**Exercise task**: Reproduce each item below word for word, keeping every line in its original order.

**Provided data**:
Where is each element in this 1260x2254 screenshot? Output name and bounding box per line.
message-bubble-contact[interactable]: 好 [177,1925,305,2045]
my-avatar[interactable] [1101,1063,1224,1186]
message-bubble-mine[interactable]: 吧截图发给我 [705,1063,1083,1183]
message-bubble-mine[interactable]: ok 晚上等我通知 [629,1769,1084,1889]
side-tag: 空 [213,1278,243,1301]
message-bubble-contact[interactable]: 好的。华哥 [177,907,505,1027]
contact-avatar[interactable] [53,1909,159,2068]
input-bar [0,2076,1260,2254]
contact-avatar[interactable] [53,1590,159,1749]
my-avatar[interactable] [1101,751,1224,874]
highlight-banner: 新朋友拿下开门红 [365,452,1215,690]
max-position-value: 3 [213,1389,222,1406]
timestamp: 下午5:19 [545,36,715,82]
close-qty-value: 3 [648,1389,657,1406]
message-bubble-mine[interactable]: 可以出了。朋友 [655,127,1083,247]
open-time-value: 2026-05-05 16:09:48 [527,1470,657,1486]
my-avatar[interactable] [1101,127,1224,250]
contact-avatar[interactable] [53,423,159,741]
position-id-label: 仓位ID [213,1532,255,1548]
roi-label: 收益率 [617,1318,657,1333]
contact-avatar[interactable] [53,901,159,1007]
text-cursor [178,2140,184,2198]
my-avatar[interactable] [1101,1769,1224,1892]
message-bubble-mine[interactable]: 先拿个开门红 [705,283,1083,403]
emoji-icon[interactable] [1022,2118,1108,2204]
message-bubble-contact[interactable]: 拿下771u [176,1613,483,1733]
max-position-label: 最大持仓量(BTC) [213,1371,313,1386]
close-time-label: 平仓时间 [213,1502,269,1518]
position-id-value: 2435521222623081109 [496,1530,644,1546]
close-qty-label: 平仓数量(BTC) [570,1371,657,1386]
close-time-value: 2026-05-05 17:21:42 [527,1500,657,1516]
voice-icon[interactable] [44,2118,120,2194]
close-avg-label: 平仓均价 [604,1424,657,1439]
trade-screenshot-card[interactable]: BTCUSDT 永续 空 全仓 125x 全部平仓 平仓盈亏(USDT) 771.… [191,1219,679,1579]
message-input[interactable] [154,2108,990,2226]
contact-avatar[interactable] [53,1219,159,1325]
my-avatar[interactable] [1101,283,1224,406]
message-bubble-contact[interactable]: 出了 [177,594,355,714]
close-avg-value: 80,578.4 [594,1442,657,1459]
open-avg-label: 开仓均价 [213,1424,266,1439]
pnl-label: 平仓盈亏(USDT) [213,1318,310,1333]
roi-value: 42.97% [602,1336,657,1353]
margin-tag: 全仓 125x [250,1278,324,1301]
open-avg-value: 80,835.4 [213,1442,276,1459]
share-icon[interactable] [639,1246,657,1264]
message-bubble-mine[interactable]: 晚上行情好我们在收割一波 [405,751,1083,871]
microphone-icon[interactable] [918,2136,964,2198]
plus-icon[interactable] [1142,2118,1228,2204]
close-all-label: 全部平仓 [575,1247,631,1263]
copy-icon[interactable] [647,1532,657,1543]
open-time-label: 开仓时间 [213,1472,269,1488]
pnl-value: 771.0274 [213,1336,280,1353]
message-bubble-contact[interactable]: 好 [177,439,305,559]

**Result for this exercise**:
Where is each element in this 1260x2254 screenshot? Output name and bounding box per line.
message-bubble-contact[interactable]: 好 [177,1925,305,2045]
my-avatar[interactable] [1101,1063,1224,1186]
message-bubble-mine[interactable]: 吧截图发给我 [705,1063,1083,1183]
message-bubble-mine[interactable]: ok 晚上等我通知 [629,1769,1084,1889]
side-tag: 空 [213,1278,243,1301]
message-bubble-contact[interactable]: 好的。华哥 [177,907,505,1027]
contact-avatar[interactable] [53,1909,159,2068]
input-bar [0,2076,1260,2254]
contact-avatar[interactable] [53,1590,159,1749]
my-avatar[interactable] [1101,751,1224,874]
highlight-banner: 新朋友拿下开门红 [365,452,1215,690]
max-position-value: 3 [213,1389,222,1406]
timestamp: 下午5:19 [545,36,715,82]
close-qty-value: 3 [648,1389,657,1406]
message-bubble-mine[interactable]: 可以出了。朋友 [655,127,1083,247]
open-time-value: 2026-05-05 16:09:48 [527,1470,657,1486]
my-avatar[interactable] [1101,127,1224,250]
contact-avatar[interactable] [53,423,159,741]
position-id-label: 仓位ID [213,1532,255,1548]
roi-label: 收益率 [617,1318,657,1333]
contact-avatar[interactable] [53,901,159,1007]
text-cursor [178,2140,184,2198]
my-avatar[interactable] [1101,1769,1224,1892]
message-bubble-mine[interactable]: 先拿个开门红 [705,283,1083,403]
emoji-icon[interactable] [1022,2118,1108,2204]
message-bubble-contact[interactable]: 拿下771u [176,1613,483,1733]
max-position-label: 最大持仓量(BTC) [213,1371,313,1386]
close-time-label: 平仓时间 [213,1502,269,1518]
position-id-value: 2435521222623081109 [496,1530,644,1546]
close-qty-label: 平仓数量(BTC) [570,1371,657,1386]
close-time-value: 2026-05-05 17:21:42 [527,1500,657,1516]
voice-icon[interactable] [44,2118,120,2194]
close-avg-label: 平仓均价 [604,1424,657,1439]
trade-screenshot-card[interactable]: BTCUSDT 永续 空 全仓 125x 全部平仓 平仓盈亏(USDT) 771.… [191,1219,679,1579]
message-input[interactable] [154,2108,990,2226]
contact-avatar[interactable] [53,1219,159,1325]
my-avatar[interactable] [1101,283,1224,406]
message-bubble-contact[interactable]: 出了 [177,594,355,714]
close-avg-value: 80,578.4 [594,1442,657,1459]
open-avg-label: 开仓均价 [213,1424,266,1439]
pnl-label: 平仓盈亏(USDT) [213,1318,310,1333]
roi-value: 42.97% [602,1336,657,1353]
margin-tag: 全仓 125x [250,1278,324,1301]
open-avg-value: 80,835.4 [213,1442,276,1459]
share-icon[interactable] [639,1246,657,1264]
message-bubble-mine[interactable]: 晚上行情好我们在收割一波 [405,751,1083,871]
microphone-icon[interactable] [918,2136,964,2198]
plus-icon[interactable] [1142,2118,1228,2204]
close-all-label: 全部平仓 [575,1247,631,1263]
copy-icon[interactable] [647,1532,657,1543]
open-time-label: 开仓时间 [213,1472,269,1488]
pnl-value: 771.0274 [213,1336,280,1353]
message-bubble-contact[interactable]: 好 [177,439,305,559]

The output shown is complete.